(Records from a data collection)

+ + + +

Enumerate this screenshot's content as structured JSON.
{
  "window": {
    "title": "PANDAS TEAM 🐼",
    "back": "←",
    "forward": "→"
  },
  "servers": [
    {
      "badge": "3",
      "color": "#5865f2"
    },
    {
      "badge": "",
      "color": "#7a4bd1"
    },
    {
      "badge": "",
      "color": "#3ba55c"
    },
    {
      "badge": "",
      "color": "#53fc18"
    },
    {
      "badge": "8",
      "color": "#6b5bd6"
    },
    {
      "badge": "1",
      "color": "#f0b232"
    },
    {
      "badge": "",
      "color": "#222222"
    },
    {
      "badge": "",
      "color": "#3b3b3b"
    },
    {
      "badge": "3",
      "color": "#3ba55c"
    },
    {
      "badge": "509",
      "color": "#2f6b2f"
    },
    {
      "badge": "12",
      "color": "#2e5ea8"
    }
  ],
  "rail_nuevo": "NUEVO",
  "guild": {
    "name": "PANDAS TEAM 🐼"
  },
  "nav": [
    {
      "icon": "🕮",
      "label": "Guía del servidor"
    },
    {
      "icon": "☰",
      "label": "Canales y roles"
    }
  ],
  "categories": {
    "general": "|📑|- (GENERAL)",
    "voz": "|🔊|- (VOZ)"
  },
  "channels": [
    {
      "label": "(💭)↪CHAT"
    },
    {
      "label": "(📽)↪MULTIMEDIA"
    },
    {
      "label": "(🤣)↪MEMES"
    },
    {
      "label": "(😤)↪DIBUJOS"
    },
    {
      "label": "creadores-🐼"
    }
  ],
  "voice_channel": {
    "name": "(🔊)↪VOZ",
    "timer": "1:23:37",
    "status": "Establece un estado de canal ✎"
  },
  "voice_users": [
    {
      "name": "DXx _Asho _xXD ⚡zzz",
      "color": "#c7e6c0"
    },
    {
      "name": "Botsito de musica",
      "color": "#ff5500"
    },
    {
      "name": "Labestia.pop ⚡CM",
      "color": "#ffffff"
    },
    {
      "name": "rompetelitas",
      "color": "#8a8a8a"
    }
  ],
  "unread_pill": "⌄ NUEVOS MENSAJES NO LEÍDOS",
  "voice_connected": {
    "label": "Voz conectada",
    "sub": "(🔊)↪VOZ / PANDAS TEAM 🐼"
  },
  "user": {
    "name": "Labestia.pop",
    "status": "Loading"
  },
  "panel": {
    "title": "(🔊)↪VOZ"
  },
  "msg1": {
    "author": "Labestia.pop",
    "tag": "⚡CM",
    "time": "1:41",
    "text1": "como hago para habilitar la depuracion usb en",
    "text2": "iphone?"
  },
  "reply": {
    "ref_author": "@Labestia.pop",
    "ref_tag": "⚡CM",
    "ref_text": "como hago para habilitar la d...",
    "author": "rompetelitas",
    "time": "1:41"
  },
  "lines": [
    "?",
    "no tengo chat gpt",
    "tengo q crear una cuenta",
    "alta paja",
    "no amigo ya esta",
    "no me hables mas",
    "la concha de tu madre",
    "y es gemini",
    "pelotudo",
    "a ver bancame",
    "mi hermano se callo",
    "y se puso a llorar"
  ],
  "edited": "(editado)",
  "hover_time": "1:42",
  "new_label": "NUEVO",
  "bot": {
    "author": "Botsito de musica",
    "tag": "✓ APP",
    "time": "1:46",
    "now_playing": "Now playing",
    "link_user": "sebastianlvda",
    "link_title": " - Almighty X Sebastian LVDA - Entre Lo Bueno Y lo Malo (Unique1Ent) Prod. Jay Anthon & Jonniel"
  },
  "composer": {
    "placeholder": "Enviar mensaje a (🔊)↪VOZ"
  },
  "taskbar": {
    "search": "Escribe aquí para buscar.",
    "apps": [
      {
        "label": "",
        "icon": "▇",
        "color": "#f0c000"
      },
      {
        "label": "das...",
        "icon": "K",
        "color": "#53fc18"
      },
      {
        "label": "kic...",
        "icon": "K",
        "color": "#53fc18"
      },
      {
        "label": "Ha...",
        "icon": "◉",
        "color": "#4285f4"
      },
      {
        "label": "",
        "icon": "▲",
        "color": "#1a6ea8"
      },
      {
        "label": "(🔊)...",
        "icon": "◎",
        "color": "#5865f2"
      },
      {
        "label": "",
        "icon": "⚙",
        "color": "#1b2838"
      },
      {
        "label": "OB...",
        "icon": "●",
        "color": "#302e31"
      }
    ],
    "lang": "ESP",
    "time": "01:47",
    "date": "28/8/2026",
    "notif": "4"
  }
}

+ + + +

THE REQUEST → Would you copy out each line exactly as written?

EXERCISE ANSWER →
Enumerate this screenshot's content as structured JSON.
{
  "window": {
    "title": "PANDAS TEAM 🐼",
    "back": "←",
    "forward": "→"
  },
  "servers": [
    {
      "badge": "3",
      "color": "#5865f2"
    },
    {
      "badge": "",
      "color": "#7a4bd1"
    },
    {
      "badge": "",
      "color": "#3ba55c"
    },
    {
      "badge": "",
      "color": "#53fc18"
    },
    {
      "badge": "8",
      "color": "#6b5bd6"
    },
    {
      "badge": "1",
      "color": "#f0b232"
    },
    {
      "badge": "",
      "color": "#222222"
    },
    {
      "badge": "",
      "color": "#3b3b3b"
    },
    {
      "badge": "3",
      "color": "#3ba55c"
    },
    {
      "badge": "509",
      "color": "#2f6b2f"
    },
    {
      "badge": "12",
      "color": "#2e5ea8"
    }
  ],
  "rail_nuevo": "NUEVO",
  "guild": {
    "name": "PANDAS TEAM 🐼"
  },
  "nav": [
    {
      "icon": "🕮",
      "label": "Guía del servidor"
    },
    {
      "icon": "☰",
      "label": "Canales y roles"
    }
  ],
  "categories": {
    "general": "|📑|- (GENERAL)",
    "voz": "|🔊|- (VOZ)"
  },
  "channels": [
    {
      "label": "(💭)↪CHAT"
    },
    {
      "label": "(📽)↪MULTIMEDIA"
    },
    {
      "label": "(🤣)↪MEMES"
    },
    {
      "label": "(😤)↪DIBUJOS"
    },
    {
      "label": "creadores-🐼"
    }
  ],
  "voice_channel": {
    "name": "(🔊)↪VOZ",
    "timer": "1:23:37",
    "status": "Establece un estado de canal ✎"
  },
  "voice_users": [
    {
      "name": "DXx _Asho _xXD ⚡zzz",
      "color": "#c7e6c0"
    },
    {
      "name": "Botsito de musica",
      "color": "#ff5500"
    },
    {
      "name": "Labestia.pop ⚡CM",
      "color": "#ffffff"
    },
    {
      "name": "rompetelitas",
      "color": "#8a8a8a"
    }
  ],
  "unread_pill": "⌄ NUEVOS MENSAJES NO LEÍDOS",
  "voice_connected": {
    "label": "Voz conectada",
    "sub": "(🔊)↪VOZ / PANDAS TEAM 🐼"
  },
  "user": {
    "name": "Labestia.pop",
    "status": "Loading"
  },
  "panel": {
    "title": "(🔊)↪VOZ"
  },
  "msg1": {
    "author": "Labestia.pop",
    "tag": "⚡CM",
    "time": "1:41",
    "text1": "como hago para habilitar la depuracion usb en",
    "text2": "iphone?"
  },
  "reply": {
    "ref_author": "@Labestia.pop",
    "ref_tag": "⚡CM",
    "ref_text": "como hago para habilitar la d...",
    "author": "rompetelitas",
    "time": "1:41"
  },
  "lines": [
    "?",
    "no tengo chat gpt",
    "tengo q crear una cuenta",
    "alta paja",
    "no amigo ya esta",
    "no me hables mas",
    "la concha de tu madre",
    "y es gemini",
    "pelotudo",
    "a ver bancame",
    "mi hermano se callo",
    "y se puso a llorar"
  ],
  "edited": "(editado)",
  "hover_time": "1:42",
  "new_label": "NUEVO",
  "bot": {
    "author": "Botsito de musica",
    "tag": "✓ APP",
    "time": "1:46",
    "now_playing": "Now playing",
    "link_user": "sebastianlvda",
    "link_title": " - Almighty X Sebastian LVDA - Entre Lo Bueno Y lo Malo (Unique1Ent) Prod. Jay Anthon & Jonniel"
  },
  "composer": {
    "placeholder": "Enviar mensaje a (🔊)↪VOZ"
  },
  "taskbar": {
    "search": "Escribe aquí para buscar.",
    "apps": [
      {
        "label": "",
        "icon": "▇",
        "color": "#f0c000"
      },
      {
        "label": "das...",
        "icon": "K",
        "color": "#53fc18"
      },
      {
        "label": "kic...",
        "icon": "K",
        "color": "#53fc18"
      },
      {
        "label": "Ha...",
        "icon": "◉",
        "color": "#4285f4"
      },
      {
        "label": "",
        "icon": "▲",
        "color": "#1a6ea8"
      },
      {
        "label": "(🔊)...",
        "icon": "◎",
        "color": "#5865f2"
      },
      {
        "label": "",
        "icon": "⚙",
        "color": "#1b2838"
      },
      {
        "label": "OB...",
        "icon": "●",
        "color": "#302e31"
      }
    ],
    "lang": "ESP",
    "time": "01:47",
    "date": "28/8/2026",
    "notif": "4"
  }
}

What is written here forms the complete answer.